Every line below should be copied exactly; drop the pictures.

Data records
* * * * *

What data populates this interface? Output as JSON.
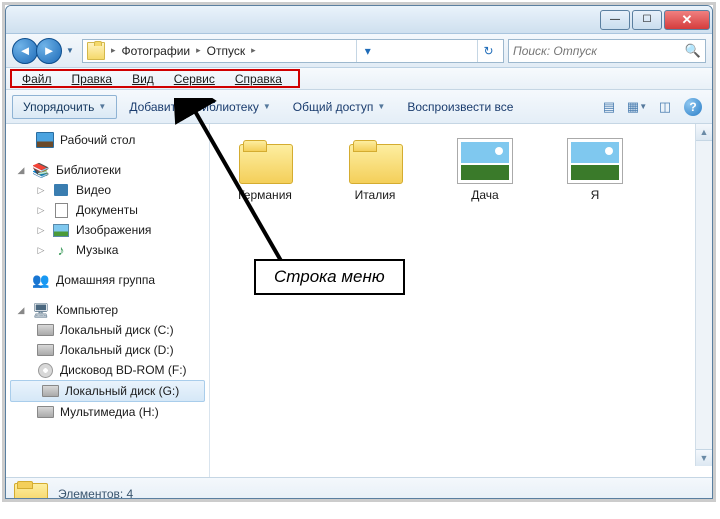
{
  "window_controls": {
    "min": "—",
    "max": "☐",
    "close": "✕"
  },
  "address": {
    "crumb1": "Фотографии",
    "crumb2": "Отпуск"
  },
  "search": {
    "placeholder": "Поиск: Отпуск"
  },
  "menubar": {
    "items": [
      "Файл",
      "Правка",
      "Вид",
      "Сервис",
      "Справка"
    ]
  },
  "commandbar": {
    "organize": "Упорядочить",
    "add_lib": "Добавить в библиотеку",
    "share": "Общий доступ",
    "play_all": "Воспроизвести все"
  },
  "sidebar": {
    "desktop": "Рабочий стол",
    "libraries": "Библиотеки",
    "video": "Видео",
    "documents": "Документы",
    "images": "Изображения",
    "music": "Музыка",
    "homegroup": "Домашняя группа",
    "computer": "Компьютер",
    "disk_c": "Локальный диск (C:)",
    "disk_d": "Локальный диск (D:)",
    "dvd_f": "Дисковод BD-ROM (F:)",
    "disk_g": "Локальный диск (G:)",
    "multi_h": "Мультимедиа (H:)"
  },
  "content": {
    "items": [
      {
        "name": "Германия",
        "type": "folder"
      },
      {
        "name": "Италия",
        "type": "folder"
      },
      {
        "name": "Дача",
        "type": "photo"
      },
      {
        "name": "Я",
        "type": "photo"
      }
    ]
  },
  "annotation": {
    "label": "Строка меню"
  },
  "statusbar": {
    "count_label": "Элементов: 4"
  }
}
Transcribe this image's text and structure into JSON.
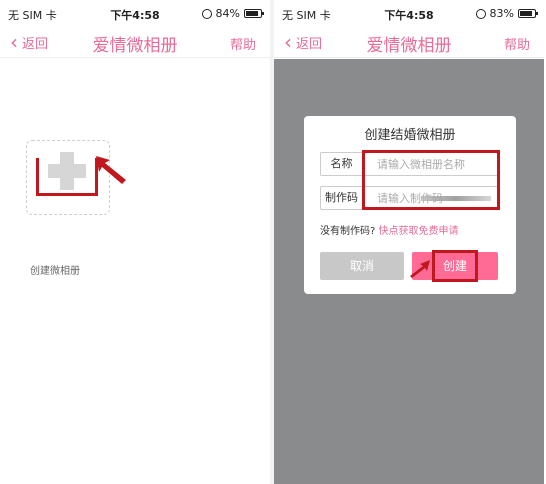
{
  "status_left": {
    "carrier": "无 SIM 卡",
    "time": "下午4:58",
    "battery": "84%"
  },
  "status_right": {
    "carrier": "无 SIM 卡",
    "time": "下午4:58",
    "battery": "83%"
  },
  "nav": {
    "back_label": "返回",
    "title": "爱情微相册",
    "help_label": "帮助"
  },
  "left_screen": {
    "create_label": "创建微相册"
  },
  "dialog": {
    "title": "创建结婚微相册",
    "name_label": "名称",
    "name_placeholder": "请输入微相册名称",
    "code_label": "制作码",
    "code_placeholder": "请输入制作码",
    "no_code_text": "没有制作码?",
    "get_free_link": "快点获取免费申请",
    "cancel_label": "取消",
    "create_label": "创建"
  },
  "colors": {
    "accent": "#e96c96",
    "highlight": "#c0181e",
    "create_button": "#ff6b95",
    "overlay": "#8a8b8d"
  }
}
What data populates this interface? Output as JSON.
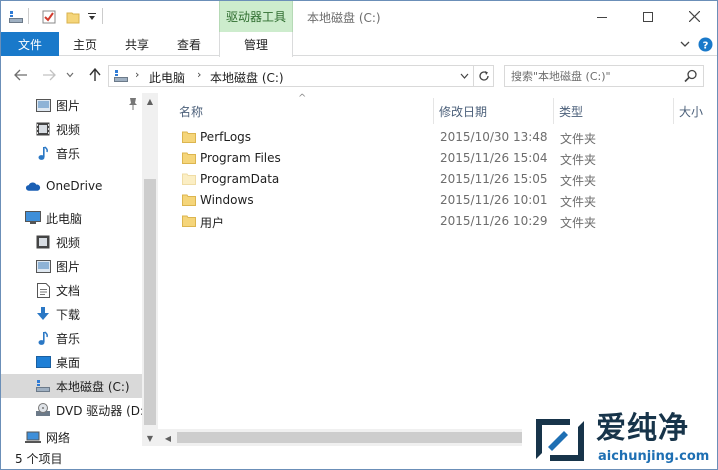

* * * * *

CORRECT ANSWER
What data populates this interface? Output as JSON.
{
  "window_controls": {
    "min": "—",
    "max": "☐",
    "close": "✕"
  },
  "address": {
    "crumb1": "Фотографии",
    "crumb2": "Отпуск"
  },
  "search": {
    "placeholder": "Поиск: Отпуск"
  },
  "menubar": {
    "items": [
      "Файл",
      "Правка",
      "Вид",
      "Сервис",
      "Справка"
    ]
  },
  "commandbar": {
    "organize": "Упорядочить",
    "add_lib": "Добавить в библиотеку",
    "share": "Общий доступ",
    "play_all": "Воспроизвести все"
  },
  "sidebar": {
    "desktop": "Рабочий стол",
    "libraries": "Библиотеки",
    "video": "Видео",
    "documents": "Документы",
    "images": "Изображения",
    "music": "Музыка",
    "homegroup": "Домашняя группа",
    "computer": "Компьютер",
    "disk_c": "Локальный диск (C:)",
    "disk_d": "Локальный диск (D:)",
    "dvd_f": "Дисковод BD-ROM (F:)",
    "disk_g": "Локальный диск (G:)",
    "multi_h": "Мультимедиа (H:)"
  },
  "content": {
    "items": [
      {
        "name": "Германия",
        "type": "folder"
      },
      {
        "name": "Италия",
        "type": "folder"
      },
      {
        "name": "Дача",
        "type": "photo"
      },
      {
        "name": "Я",
        "type": "photo"
      }
    ]
  },
  "annotation": {
    "label": "Строка меню"
  },
  "statusbar": {
    "count_label": "Элементов: 4"
  }
}
Transcribe this image's text and structure into JSON.
{
  "status_left": {
    "carrier": "无 SIM 卡",
    "time": "下午4:58",
    "battery": "84%"
  },
  "status_right": {
    "carrier": "无 SIM 卡",
    "time": "下午4:58",
    "battery": "83%"
  },
  "nav": {
    "back_label": "返回",
    "title": "爱情微相册",
    "help_label": "帮助"
  },
  "left_screen": {
    "create_label": "创建微相册"
  },
  "dialog": {
    "title": "创建结婚微相册",
    "name_label": "名称",
    "name_placeholder": "请输入微相册名称",
    "code_label": "制作码",
    "code_placeholder": "请输入制作码",
    "no_code_text": "没有制作码?",
    "get_free_link": "快点获取免费申请",
    "cancel_label": "取消",
    "create_label": "创建"
  },
  "colors": {
    "accent": "#e96c96",
    "highlight": "#c0181e",
    "create_button": "#ff6b95",
    "overlay": "#8a8b8d"
  }
}
What data populates this interface? Output as JSON.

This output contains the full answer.